■ THE REQUEST
Reproduce the records word for word, beginning with the very first line and continuing through the line that contains "severity-medium-label: MEDIUM —", with that line included.

[start]

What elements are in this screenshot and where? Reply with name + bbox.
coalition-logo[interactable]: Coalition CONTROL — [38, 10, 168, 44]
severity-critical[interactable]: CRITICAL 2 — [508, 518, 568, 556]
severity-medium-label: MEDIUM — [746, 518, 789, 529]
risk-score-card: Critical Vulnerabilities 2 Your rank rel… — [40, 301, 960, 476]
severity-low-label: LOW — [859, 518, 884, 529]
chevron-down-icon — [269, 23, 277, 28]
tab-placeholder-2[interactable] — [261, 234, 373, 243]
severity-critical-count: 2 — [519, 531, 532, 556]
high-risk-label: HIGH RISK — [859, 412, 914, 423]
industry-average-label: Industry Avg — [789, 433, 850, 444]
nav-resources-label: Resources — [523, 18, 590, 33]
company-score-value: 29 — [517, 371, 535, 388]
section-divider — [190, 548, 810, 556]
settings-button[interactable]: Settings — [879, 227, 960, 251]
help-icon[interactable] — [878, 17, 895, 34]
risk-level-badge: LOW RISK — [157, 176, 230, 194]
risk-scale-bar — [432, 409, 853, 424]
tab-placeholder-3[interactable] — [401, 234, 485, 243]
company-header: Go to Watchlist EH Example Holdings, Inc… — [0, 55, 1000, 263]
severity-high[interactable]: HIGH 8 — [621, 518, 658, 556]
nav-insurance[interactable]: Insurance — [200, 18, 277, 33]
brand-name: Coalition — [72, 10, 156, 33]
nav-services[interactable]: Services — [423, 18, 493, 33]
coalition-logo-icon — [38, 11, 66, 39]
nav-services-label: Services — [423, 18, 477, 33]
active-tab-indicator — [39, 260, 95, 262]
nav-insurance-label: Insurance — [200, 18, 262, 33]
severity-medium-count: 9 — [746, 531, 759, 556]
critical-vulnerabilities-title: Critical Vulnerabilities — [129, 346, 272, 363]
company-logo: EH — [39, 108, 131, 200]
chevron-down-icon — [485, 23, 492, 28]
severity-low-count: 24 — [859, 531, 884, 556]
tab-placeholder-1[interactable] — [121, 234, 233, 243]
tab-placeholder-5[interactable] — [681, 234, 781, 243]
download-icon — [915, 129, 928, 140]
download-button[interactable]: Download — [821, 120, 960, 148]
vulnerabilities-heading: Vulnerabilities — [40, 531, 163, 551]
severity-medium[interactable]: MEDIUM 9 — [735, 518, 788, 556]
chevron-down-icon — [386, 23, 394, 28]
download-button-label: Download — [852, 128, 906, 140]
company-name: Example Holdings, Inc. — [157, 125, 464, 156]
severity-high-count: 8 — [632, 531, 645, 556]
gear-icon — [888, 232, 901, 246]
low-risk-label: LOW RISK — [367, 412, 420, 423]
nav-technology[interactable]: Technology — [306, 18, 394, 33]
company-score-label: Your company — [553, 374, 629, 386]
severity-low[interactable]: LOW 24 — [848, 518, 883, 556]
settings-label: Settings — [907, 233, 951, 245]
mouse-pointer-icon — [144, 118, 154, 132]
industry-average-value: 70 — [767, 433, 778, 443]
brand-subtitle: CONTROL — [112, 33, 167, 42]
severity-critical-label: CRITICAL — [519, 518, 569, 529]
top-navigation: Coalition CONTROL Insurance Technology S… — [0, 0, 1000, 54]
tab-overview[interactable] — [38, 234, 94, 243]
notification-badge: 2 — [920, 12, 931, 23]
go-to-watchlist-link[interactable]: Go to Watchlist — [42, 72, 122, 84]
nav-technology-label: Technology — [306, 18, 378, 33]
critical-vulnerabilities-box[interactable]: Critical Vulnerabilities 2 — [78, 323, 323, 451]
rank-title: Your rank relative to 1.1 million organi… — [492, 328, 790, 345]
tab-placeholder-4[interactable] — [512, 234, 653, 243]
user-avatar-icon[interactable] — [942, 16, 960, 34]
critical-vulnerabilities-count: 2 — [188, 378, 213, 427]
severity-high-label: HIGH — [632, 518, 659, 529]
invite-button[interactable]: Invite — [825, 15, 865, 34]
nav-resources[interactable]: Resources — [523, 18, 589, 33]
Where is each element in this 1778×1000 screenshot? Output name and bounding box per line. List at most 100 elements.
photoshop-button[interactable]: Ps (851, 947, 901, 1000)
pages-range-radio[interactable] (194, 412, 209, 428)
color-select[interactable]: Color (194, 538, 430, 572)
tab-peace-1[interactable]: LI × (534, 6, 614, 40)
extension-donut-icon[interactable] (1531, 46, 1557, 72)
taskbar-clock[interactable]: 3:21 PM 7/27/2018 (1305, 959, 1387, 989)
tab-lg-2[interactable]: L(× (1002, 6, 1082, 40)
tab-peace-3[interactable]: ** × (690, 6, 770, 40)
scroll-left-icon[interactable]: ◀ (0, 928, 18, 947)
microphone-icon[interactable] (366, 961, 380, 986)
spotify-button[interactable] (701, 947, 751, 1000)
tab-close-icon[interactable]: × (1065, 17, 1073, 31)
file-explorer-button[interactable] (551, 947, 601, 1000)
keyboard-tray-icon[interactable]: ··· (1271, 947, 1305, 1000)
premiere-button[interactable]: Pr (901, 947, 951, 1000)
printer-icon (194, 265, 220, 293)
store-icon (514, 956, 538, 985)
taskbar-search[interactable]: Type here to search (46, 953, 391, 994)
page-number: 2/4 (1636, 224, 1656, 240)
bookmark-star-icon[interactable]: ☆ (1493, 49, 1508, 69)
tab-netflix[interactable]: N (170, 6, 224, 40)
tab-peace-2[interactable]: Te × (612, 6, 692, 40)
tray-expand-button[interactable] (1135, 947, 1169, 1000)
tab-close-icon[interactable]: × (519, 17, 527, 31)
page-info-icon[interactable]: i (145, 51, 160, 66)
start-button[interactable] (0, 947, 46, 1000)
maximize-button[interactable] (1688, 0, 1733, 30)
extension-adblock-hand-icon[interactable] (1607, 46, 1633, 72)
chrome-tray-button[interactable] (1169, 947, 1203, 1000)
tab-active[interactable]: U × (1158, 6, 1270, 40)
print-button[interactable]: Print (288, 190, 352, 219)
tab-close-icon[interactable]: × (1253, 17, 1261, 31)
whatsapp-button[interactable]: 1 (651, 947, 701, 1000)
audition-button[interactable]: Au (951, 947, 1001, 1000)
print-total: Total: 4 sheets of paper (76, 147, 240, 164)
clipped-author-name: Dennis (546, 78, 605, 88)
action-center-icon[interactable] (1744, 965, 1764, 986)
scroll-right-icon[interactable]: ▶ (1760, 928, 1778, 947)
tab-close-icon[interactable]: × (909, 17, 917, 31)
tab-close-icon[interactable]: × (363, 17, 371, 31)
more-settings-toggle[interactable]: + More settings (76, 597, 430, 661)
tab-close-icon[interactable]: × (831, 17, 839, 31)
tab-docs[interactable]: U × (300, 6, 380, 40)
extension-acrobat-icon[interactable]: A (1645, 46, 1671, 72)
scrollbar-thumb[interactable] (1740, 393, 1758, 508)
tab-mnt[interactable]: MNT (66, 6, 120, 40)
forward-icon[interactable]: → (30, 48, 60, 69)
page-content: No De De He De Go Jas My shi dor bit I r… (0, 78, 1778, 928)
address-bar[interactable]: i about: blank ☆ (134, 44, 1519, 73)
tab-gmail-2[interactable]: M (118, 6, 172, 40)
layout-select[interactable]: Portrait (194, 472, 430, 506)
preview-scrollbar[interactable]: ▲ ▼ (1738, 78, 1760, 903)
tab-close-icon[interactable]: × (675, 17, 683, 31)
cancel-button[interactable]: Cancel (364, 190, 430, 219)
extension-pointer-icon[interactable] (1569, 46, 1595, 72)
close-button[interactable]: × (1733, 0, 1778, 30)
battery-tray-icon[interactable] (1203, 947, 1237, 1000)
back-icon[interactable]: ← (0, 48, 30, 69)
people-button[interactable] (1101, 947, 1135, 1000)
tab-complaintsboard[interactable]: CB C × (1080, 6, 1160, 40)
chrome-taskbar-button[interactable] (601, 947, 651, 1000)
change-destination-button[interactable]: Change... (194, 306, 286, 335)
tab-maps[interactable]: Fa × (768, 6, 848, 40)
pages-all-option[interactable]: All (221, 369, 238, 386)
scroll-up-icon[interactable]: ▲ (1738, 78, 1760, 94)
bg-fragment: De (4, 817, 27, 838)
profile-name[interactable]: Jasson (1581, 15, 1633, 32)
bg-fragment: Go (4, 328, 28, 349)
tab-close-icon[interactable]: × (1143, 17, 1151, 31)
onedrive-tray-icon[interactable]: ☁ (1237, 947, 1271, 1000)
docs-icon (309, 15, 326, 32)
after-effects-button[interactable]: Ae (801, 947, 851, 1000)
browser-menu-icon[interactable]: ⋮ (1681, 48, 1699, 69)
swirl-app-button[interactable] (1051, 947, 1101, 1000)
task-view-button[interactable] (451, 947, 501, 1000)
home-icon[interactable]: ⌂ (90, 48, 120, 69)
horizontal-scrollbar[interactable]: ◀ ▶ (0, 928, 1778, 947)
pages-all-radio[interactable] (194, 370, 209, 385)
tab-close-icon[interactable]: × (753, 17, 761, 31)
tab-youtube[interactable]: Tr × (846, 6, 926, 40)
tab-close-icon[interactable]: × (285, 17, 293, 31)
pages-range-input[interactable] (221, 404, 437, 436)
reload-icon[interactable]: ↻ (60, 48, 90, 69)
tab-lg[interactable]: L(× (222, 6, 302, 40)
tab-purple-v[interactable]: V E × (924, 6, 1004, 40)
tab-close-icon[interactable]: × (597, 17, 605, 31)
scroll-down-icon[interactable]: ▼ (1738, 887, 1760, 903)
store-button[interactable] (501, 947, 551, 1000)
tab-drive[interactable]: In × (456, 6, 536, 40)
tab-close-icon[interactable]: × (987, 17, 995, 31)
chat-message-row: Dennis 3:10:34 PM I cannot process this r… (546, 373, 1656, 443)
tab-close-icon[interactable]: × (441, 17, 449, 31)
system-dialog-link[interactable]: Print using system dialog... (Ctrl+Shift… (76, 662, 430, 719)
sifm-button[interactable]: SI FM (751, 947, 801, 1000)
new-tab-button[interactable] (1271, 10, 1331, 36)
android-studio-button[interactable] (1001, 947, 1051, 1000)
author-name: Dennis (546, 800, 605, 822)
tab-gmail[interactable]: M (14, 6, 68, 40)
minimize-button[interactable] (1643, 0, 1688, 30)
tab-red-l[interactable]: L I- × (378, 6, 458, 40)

[end]

■ FINAL ANSWER
What elements are in this screenshot and where? Reply with name + bbox.
coalition-logo[interactable]: Coalition CONTROL — [38, 10, 168, 44]
severity-critical[interactable]: CRITICAL 2 — [508, 518, 568, 556]
severity-medium-label: MEDIUM — [746, 518, 789, 529]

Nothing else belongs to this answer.